■ **WHAT NEEDS TO BE DONE**
Copy every record below exactly as written, but leave out the pictures.

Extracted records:
<<<<

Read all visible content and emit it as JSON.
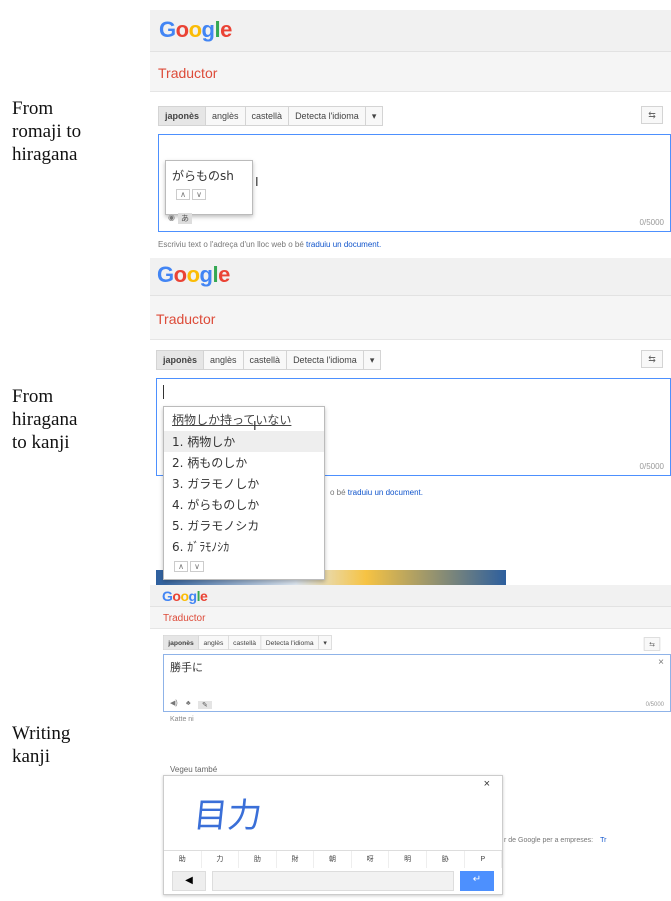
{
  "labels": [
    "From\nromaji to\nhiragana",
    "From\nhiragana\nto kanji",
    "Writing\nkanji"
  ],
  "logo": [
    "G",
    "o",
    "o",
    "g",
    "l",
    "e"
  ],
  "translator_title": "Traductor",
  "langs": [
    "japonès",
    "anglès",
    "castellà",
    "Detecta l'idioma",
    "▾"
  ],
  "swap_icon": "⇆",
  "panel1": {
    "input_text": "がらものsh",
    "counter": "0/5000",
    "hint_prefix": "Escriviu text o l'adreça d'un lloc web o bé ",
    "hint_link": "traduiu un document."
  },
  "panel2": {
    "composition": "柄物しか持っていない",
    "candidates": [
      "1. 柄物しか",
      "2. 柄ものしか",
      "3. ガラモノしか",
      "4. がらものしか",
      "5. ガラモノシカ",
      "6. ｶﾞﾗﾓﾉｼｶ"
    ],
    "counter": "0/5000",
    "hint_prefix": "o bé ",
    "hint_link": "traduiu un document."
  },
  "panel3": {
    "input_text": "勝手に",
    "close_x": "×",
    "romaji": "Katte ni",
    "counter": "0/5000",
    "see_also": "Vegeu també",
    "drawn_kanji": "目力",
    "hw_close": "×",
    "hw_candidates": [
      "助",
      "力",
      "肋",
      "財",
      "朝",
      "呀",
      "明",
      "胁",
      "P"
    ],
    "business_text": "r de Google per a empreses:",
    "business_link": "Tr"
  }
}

>>>>

■ **EXERCISE RESPONSE**
Read all visible content and emit it as JSON.
{
  "labels": [
    "From\nromaji to\nhiragana",
    "From\nhiragana\nto kanji",
    "Writing\nkanji"
  ],
  "logo": [
    "G",
    "o",
    "o",
    "g",
    "l",
    "e"
  ],
  "translator_title": "Traductor",
  "langs": [
    "japonès",
    "anglès",
    "castellà",
    "Detecta l'idioma",
    "▾"
  ],
  "swap_icon": "⇆",
  "panel1": {
    "input_text": "がらものsh",
    "counter": "0/5000",
    "hint_prefix": "Escriviu text o l'adreça d'un lloc web o bé ",
    "hint_link": "traduiu un document."
  },
  "panel2": {
    "composition": "柄物しか持っていない",
    "candidates": [
      "1. 柄物しか",
      "2. 柄ものしか",
      "3. ガラモノしか",
      "4. がらものしか",
      "5. ガラモノシカ",
      "6. ｶﾞﾗﾓﾉｼｶ"
    ],
    "counter": "0/5000",
    "hint_prefix": "o bé ",
    "hint_link": "traduiu un document."
  },
  "panel3": {
    "input_text": "勝手に",
    "close_x": "×",
    "romaji": "Katte ni",
    "counter": "0/5000",
    "see_also": "Vegeu també",
    "drawn_kanji": "目力",
    "hw_close": "×",
    "hw_candidates": [
      "助",
      "力",
      "肋",
      "財",
      "朝",
      "呀",
      "明",
      "胁",
      "P"
    ],
    "business_text": "r de Google per a empreses:",
    "business_link": "Tr"
  }
}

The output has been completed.